• _Task goal_
Copy out all the records exactly.

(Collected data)
════════════════════

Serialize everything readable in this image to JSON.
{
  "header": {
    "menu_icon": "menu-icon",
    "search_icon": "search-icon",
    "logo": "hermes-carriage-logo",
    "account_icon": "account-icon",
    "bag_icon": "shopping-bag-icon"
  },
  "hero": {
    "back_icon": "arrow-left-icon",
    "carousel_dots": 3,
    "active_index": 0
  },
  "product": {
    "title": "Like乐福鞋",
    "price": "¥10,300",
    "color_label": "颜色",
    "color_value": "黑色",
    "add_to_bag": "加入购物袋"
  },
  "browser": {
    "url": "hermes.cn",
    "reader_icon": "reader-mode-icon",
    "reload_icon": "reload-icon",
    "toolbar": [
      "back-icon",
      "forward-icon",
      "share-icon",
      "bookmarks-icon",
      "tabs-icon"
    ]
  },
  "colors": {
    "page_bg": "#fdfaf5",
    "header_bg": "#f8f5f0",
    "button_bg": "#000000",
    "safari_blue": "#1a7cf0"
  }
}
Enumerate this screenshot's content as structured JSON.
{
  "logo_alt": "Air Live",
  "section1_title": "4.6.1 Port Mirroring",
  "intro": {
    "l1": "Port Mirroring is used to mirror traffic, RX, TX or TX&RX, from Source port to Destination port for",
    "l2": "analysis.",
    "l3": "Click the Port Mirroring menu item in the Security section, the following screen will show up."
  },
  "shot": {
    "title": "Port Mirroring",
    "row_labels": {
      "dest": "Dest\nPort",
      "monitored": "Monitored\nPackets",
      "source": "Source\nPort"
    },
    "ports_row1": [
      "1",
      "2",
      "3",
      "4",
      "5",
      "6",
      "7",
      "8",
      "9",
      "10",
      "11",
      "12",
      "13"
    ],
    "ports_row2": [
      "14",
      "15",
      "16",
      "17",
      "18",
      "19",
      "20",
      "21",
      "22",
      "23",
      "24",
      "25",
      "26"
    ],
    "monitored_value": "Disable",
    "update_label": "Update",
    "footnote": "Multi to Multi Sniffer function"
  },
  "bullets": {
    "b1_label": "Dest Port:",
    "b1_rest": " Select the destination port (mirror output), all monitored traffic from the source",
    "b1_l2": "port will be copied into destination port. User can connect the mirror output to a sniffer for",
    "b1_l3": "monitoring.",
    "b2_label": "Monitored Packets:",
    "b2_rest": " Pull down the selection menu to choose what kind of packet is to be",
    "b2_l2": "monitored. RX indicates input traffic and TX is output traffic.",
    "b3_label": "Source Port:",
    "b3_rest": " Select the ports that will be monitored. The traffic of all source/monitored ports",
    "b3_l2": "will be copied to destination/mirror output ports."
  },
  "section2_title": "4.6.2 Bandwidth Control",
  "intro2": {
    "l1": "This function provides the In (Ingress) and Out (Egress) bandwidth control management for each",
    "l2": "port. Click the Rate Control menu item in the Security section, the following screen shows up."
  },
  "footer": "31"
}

════════════════════

• _Complete answer_
Serialize everything readable in this image to JSON.
{
  "header": {
    "menu_icon": "menu-icon",
    "search_icon": "search-icon",
    "logo": "hermes-carriage-logo",
    "account_icon": "account-icon",
    "bag_icon": "shopping-bag-icon"
  },
  "hero": {
    "back_icon": "arrow-left-icon",
    "carousel_dots": 3,
    "active_index": 0
  },
  "product": {
    "title": "Like乐福鞋",
    "price": "¥10,300",
    "color_label": "颜色",
    "color_value": "黑色",
    "add_to_bag": "加入购物袋"
  },
  "browser": {
    "url": "hermes.cn",
    "reader_icon": "reader-mode-icon",
    "reload_icon": "reload-icon",
    "toolbar": [
      "back-icon",
      "forward-icon",
      "share-icon",
      "bookmarks-icon",
      "tabs-icon"
    ]
  },
  "colors": {
    "page_bg": "#fdfaf5",
    "header_bg": "#f8f5f0",
    "button_bg": "#000000",
    "safari_blue": "#1a7cf0"
  }
}
Enumerate this screenshot's content as structured JSON.
{
  "logo_alt": "Air Live",
  "section1_title": "4.6.1 Port Mirroring",
  "intro": {
    "l1": "Port Mirroring is used to mirror traffic, RX, TX or TX&RX, from Source port to Destination port for",
    "l2": "analysis.",
    "l3": "Click the Port Mirroring menu item in the Security section, the following screen will show up."
  },
  "shot": {
    "title": "Port Mirroring",
    "row_labels": {
      "dest": "Dest\nPort",
      "monitored": "Monitored\nPackets",
      "source": "Source\nPort"
    },
    "ports_row1": [
      "1",
      "2",
      "3",
      "4",
      "5",
      "6",
      "7",
      "8",
      "9",
      "10",
      "11",
      "12",
      "13"
    ],
    "ports_row2": [
      "14",
      "15",
      "16",
      "17",
      "18",
      "19",
      "20",
      "21",
      "22",
      "23",
      "24",
      "25",
      "26"
    ],
    "monitored_value": "Disable",
    "update_label": "Update",
    "footnote": "Multi to Multi Sniffer function"
  },
  "bullets": {
    "b1_label": "Dest Port:",
    "b1_rest": " Select the destination port (mirror output), all monitored traffic from the source",
    "b1_l2": "port will be copied into destination port. User can connect the mirror output to a sniffer for",
    "b1_l3": "monitoring.",
    "b2_label": "Monitored Packets:",
    "b2_rest": " Pull down the selection menu to choose what kind of packet is to be",
    "b2_l2": "monitored. RX indicates input traffic and TX is output traffic.",
    "b3_label": "Source Port:",
    "b3_rest": " Select the ports that will be monitored. The traffic of all source/monitored ports",
    "b3_l2": "will be copied to destination/mirror output ports."
  },
  "section2_title": "4.6.2 Bandwidth Control",
  "intro2": {
    "l1": "This function provides the In (Ingress) and Out (Egress) bandwidth control management for each",
    "l2": "port. Click the Rate Control menu item in the Security section, the following screen shows up."
  },
  "footer": "31"
}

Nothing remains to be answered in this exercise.